§ DATASET EXCERPTS:
☆ ☆ ☆ ☆ ☆ ☆ ☆

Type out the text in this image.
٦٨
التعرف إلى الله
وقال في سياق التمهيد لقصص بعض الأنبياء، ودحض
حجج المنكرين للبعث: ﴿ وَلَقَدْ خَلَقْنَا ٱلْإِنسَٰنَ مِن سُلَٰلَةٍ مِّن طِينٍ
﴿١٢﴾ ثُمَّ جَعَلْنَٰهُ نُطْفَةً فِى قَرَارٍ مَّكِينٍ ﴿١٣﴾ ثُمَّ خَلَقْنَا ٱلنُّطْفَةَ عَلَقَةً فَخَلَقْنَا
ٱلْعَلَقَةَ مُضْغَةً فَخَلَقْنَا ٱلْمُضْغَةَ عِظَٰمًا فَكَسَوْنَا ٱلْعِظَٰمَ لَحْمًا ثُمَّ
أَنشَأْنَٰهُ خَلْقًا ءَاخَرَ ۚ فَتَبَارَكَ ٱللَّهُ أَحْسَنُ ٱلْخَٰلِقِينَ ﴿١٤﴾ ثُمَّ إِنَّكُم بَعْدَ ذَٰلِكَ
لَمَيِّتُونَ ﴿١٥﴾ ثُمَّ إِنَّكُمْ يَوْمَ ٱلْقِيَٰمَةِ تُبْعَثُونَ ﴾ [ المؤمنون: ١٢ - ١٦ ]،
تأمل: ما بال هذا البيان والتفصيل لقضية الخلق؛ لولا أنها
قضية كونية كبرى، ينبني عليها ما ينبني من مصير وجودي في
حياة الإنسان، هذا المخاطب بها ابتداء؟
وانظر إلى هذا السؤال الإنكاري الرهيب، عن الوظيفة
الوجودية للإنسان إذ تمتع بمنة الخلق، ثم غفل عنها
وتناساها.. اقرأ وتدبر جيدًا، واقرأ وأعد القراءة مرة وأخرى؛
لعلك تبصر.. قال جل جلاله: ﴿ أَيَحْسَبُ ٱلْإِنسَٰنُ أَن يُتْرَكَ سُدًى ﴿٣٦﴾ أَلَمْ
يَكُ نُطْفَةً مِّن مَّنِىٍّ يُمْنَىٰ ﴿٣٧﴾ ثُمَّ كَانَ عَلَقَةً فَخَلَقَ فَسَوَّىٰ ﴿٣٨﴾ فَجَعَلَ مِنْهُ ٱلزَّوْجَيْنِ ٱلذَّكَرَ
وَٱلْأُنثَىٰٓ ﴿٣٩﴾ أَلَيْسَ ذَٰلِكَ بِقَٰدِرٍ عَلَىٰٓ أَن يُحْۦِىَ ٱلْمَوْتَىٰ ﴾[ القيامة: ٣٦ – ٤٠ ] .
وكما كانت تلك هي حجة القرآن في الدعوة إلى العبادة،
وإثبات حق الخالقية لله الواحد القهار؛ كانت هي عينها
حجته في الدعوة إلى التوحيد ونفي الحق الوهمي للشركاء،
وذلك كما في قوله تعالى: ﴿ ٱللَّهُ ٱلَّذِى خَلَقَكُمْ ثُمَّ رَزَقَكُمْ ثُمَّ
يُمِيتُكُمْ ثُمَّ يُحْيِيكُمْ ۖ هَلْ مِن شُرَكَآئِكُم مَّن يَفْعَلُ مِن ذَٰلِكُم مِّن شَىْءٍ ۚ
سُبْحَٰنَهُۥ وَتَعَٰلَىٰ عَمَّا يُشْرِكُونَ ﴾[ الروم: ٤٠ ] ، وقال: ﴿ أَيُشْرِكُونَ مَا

☆ ☆ ☆ ☆ ☆ ☆ ☆

§ TASK GOAL: Reproduce all the records precisely.

§ ANSWER FOR THIS EXERCISE:
Type out the text in this image.
٦٨
التعرف إلى الله
وقال في سياق التمهيد لقصص بعض الأنبياء، ودحض
حجج المنكرين للبعث: ﴿ وَلَقَدْ خَلَقْنَا ٱلْإِنسَٰنَ مِن سُلَٰلَةٍ مِّن طِينٍ
﴿١٢﴾ ثُمَّ جَعَلْنَٰهُ نُطْفَةً فِى قَرَارٍ مَّكِينٍ ﴿١٣﴾ ثُمَّ خَلَقْنَا ٱلنُّطْفَةَ عَلَقَةً فَخَلَقْنَا
ٱلْعَلَقَةَ مُضْغَةً فَخَلَقْنَا ٱلْمُضْغَةَ عِظَٰمًا فَكَسَوْنَا ٱلْعِظَٰمَ لَحْمًا ثُمَّ
أَنشَأْنَٰهُ خَلْقًا ءَاخَرَ ۚ فَتَبَارَكَ ٱللَّهُ أَحْسَنُ ٱلْخَٰلِقِينَ ﴿١٤﴾ ثُمَّ إِنَّكُم بَعْدَ ذَٰلِكَ
لَمَيِّتُونَ ﴿١٥﴾ ثُمَّ إِنَّكُمْ يَوْمَ ٱلْقِيَٰمَةِ تُبْعَثُونَ ﴾ [ المؤمنون: ١٢ - ١٦ ]،
تأمل: ما بال هذا البيان والتفصيل لقضية الخلق؛ لولا أنها
قضية كونية كبرى، ينبني عليها ما ينبني من مصير وجودي في
حياة الإنسان، هذا المخاطب بها ابتداء؟
وانظر إلى هذا السؤال الإنكاري الرهيب، عن الوظيفة
الوجودية للإنسان إذ تمتع بمنة الخلق، ثم غفل عنها
وتناساها.. اقرأ وتدبر جيدًا، واقرأ وأعد القراءة مرة وأخرى؛
لعلك تبصر.. قال جل جلاله: ﴿ أَيَحْسَبُ ٱلْإِنسَٰنُ أَن يُتْرَكَ سُدًى ﴿٣٦﴾ أَلَمْ
يَكُ نُطْفَةً مِّن مَّنِىٍّ يُمْنَىٰ ﴿٣٧﴾ ثُمَّ كَانَ عَلَقَةً فَخَلَقَ فَسَوَّىٰ ﴿٣٨﴾ فَجَعَلَ مِنْهُ ٱلزَّوْجَيْنِ ٱلذَّكَرَ
وَٱلْأُنثَىٰٓ ﴿٣٩﴾ أَلَيْسَ ذَٰلِكَ بِقَٰدِرٍ عَلَىٰٓ أَن يُحْۦِىَ ٱلْمَوْتَىٰ ﴾[ القيامة: ٣٦ – ٤٠ ] .
وكما كانت تلك هي حجة القرآن في الدعوة إلى العبادة،
وإثبات حق الخالقية لله الواحد القهار؛ كانت هي عينها
حجته في الدعوة إلى التوحيد ونفي الحق الوهمي للشركاء،
وذلك كما في قوله تعالى: ﴿ ٱللَّهُ ٱلَّذِى خَلَقَكُمْ ثُمَّ رَزَقَكُمْ ثُمَّ
يُمِيتُكُمْ ثُمَّ يُحْيِيكُمْ ۖ هَلْ مِن شُرَكَآئِكُم مَّن يَفْعَلُ مِن ذَٰلِكُم مِّن شَىْءٍ ۚ
سُبْحَٰنَهُۥ وَتَعَٰلَىٰ عَمَّا يُشْرِكُونَ ﴾[ الروم: ٤٠ ] ، وقال: ﴿ أَيُشْرِكُونَ مَا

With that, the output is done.